→ **REQUEST**:
Which lines in the records below contain the word "قائمة"? Copy each of them.

→ **EXERCISE INPUTS**:

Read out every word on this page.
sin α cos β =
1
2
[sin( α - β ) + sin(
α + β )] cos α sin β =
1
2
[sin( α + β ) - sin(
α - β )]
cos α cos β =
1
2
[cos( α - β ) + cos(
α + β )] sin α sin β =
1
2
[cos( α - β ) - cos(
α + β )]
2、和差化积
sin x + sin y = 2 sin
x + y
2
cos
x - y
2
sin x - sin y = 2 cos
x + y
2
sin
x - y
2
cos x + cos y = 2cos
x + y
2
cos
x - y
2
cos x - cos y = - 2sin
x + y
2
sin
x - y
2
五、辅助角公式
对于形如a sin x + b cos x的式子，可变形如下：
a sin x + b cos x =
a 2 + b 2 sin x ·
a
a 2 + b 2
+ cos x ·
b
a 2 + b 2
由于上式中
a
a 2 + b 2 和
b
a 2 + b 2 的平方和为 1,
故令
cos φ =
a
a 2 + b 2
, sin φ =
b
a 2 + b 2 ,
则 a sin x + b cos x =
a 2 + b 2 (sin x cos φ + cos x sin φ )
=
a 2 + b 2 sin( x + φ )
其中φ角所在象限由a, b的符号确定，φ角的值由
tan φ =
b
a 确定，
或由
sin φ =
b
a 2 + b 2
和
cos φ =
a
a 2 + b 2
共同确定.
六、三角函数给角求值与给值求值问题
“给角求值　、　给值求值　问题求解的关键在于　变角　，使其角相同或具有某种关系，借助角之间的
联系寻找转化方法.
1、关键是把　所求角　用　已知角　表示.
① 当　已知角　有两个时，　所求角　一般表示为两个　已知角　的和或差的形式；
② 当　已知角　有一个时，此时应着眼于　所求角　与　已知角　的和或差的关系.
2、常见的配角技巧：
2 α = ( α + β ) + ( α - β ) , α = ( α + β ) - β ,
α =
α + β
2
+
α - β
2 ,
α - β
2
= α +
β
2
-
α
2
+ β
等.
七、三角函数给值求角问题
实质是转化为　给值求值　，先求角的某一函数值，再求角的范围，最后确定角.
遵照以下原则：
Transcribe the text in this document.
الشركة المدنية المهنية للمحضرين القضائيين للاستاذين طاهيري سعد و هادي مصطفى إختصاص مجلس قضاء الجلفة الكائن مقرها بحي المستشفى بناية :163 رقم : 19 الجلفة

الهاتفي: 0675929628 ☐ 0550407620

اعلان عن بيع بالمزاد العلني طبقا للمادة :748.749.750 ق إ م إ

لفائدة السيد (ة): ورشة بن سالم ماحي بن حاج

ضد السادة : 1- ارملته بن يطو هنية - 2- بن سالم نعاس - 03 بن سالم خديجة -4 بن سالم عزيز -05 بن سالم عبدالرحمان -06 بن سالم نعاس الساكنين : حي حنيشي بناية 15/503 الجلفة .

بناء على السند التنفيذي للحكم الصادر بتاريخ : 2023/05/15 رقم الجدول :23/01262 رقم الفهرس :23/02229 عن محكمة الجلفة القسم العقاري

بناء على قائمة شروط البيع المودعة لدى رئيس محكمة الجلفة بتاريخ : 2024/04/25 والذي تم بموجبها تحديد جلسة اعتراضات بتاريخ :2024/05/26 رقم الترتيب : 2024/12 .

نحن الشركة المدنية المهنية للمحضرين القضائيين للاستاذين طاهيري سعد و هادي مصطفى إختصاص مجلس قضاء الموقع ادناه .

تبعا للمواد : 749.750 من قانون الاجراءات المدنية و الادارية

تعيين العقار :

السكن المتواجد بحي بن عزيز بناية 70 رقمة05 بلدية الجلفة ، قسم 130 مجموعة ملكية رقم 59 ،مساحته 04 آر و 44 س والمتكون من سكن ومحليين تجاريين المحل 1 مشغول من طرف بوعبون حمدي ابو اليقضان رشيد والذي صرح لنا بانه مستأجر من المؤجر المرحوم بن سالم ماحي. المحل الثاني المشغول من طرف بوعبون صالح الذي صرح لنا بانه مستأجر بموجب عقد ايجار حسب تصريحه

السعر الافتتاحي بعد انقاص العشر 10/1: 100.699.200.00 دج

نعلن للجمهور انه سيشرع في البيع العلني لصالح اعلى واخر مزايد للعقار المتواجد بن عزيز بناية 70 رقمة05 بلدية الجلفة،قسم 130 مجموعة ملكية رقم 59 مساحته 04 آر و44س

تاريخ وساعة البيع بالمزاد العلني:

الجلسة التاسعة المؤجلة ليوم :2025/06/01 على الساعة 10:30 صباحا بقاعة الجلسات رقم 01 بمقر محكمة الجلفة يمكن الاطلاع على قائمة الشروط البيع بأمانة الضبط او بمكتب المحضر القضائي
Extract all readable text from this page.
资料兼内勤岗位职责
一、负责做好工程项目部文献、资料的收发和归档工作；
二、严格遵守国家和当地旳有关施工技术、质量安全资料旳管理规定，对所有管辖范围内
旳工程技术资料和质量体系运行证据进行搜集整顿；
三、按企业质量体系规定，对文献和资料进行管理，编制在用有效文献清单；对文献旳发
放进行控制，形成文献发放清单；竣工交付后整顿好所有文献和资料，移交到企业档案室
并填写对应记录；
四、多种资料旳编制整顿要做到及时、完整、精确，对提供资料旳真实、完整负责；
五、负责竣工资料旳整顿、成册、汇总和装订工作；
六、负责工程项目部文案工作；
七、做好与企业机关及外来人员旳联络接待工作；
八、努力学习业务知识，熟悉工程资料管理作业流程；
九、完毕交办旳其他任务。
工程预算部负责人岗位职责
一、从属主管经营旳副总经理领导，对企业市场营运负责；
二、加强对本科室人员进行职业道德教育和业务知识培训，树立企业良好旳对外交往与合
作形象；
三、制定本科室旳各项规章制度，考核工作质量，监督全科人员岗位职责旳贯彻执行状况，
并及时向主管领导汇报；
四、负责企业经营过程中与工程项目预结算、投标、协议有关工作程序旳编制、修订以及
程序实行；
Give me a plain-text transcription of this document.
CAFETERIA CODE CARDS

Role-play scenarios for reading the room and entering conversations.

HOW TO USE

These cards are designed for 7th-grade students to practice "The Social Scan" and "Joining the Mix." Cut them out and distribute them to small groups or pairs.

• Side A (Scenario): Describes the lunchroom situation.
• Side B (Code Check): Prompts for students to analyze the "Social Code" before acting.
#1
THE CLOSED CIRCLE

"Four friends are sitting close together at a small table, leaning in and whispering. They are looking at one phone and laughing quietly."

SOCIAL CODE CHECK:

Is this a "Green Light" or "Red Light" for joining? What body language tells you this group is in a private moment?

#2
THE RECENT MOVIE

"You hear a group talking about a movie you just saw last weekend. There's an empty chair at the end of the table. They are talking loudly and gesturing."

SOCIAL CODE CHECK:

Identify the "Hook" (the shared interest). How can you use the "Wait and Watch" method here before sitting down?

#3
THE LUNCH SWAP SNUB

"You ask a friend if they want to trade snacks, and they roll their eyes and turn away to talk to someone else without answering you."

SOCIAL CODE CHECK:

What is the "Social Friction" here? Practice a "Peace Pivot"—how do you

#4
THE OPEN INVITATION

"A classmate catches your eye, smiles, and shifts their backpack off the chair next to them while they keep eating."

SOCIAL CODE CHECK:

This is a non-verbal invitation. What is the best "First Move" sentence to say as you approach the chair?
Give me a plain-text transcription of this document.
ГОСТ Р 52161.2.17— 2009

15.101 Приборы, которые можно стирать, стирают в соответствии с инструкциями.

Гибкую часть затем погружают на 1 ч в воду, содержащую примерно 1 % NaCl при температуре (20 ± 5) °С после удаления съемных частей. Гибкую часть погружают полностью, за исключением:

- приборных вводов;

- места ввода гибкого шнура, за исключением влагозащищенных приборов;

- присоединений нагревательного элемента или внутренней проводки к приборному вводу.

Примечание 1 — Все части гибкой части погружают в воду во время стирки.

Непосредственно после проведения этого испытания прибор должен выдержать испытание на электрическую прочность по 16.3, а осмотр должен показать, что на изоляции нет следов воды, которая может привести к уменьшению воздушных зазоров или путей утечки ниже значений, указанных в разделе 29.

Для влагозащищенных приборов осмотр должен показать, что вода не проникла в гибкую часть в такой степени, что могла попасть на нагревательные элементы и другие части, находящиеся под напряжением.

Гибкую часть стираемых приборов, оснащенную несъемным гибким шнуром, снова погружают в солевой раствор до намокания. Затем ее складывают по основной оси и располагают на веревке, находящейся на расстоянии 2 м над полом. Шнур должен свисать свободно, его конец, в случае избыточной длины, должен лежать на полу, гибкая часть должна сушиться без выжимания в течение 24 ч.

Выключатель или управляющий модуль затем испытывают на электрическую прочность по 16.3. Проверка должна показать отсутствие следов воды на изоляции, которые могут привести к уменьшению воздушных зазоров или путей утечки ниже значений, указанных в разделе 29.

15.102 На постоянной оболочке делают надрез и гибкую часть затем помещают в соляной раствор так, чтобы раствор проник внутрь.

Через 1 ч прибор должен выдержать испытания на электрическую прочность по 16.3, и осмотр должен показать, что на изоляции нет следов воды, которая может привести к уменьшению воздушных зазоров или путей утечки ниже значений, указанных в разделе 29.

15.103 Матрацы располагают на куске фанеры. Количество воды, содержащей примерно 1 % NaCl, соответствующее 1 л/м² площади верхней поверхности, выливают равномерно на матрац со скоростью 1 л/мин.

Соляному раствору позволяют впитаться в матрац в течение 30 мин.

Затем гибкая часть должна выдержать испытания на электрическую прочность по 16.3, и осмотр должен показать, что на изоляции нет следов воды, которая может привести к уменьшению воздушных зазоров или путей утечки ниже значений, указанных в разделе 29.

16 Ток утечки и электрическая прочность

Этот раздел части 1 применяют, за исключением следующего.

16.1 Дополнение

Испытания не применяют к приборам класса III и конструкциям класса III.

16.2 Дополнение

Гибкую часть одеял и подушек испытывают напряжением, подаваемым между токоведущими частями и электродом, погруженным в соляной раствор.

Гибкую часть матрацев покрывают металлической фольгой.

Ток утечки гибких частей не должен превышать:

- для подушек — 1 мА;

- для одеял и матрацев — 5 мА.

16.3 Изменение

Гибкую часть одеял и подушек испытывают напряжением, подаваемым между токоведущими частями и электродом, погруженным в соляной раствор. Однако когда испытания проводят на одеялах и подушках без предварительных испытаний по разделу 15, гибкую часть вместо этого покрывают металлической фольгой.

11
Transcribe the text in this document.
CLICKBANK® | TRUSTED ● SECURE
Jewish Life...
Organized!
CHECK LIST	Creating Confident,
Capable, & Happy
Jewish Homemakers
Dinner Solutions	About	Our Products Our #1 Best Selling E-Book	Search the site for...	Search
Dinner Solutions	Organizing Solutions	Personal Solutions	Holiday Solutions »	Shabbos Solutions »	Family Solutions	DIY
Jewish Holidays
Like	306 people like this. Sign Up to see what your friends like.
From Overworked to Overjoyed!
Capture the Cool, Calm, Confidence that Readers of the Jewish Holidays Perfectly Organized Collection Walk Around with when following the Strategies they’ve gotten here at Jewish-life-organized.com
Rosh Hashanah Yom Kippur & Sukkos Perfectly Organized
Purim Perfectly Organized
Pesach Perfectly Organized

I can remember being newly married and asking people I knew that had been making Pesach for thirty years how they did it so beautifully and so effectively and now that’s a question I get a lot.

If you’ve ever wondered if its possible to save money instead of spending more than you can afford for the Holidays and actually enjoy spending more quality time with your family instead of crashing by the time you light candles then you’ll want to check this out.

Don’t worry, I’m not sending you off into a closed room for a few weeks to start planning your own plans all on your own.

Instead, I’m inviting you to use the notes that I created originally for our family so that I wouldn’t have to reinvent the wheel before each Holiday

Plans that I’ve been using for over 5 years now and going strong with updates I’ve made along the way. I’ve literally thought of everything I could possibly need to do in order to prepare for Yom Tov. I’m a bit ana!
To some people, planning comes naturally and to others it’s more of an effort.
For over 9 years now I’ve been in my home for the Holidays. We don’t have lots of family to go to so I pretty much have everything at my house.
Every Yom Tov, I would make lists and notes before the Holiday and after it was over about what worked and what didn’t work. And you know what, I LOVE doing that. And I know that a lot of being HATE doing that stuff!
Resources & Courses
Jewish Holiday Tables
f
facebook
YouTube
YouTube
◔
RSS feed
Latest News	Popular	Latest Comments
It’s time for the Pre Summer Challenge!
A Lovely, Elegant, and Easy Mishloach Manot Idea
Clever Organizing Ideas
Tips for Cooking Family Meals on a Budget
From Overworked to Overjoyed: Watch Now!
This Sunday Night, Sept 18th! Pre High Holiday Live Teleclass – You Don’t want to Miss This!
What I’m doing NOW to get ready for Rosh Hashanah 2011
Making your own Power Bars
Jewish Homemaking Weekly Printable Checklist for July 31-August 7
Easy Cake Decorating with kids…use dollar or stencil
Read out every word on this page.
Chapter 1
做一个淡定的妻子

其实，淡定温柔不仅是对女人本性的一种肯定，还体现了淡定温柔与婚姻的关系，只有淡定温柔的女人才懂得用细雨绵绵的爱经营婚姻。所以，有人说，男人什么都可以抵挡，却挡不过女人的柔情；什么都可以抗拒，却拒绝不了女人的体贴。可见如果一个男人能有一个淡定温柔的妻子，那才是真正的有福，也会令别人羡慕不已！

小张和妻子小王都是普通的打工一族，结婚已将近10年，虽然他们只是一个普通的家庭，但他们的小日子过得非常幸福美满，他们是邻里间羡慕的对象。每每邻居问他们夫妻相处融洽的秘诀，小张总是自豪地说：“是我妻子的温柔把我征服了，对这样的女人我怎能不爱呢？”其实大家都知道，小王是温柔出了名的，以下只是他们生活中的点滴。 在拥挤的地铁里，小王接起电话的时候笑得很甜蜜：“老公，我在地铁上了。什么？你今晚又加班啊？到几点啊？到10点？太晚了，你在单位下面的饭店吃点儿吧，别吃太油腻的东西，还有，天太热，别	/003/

→ **ANSWER TO THE EXERCISE**:
بناء على قائمة شروط البيع المودعة لدى رئيس محكمة الجلفة بتاريخ : 2024/04/25 والذي تم بموجبها تحديد جلسة اعتراضات بتاريخ :2024/05/26 رقم الترتيب : 2024/12 .
الجلسة التاسعة المؤجلة ليوم :2025/06/01 على الساعة 10:30 صباحا بقاعة الجلسات رقم 01 بمقر محكمة الجلفة يمكن الاطلاع على قائمة الشروط البيع بأمانة الضبط او بمكتب المحضر القضائي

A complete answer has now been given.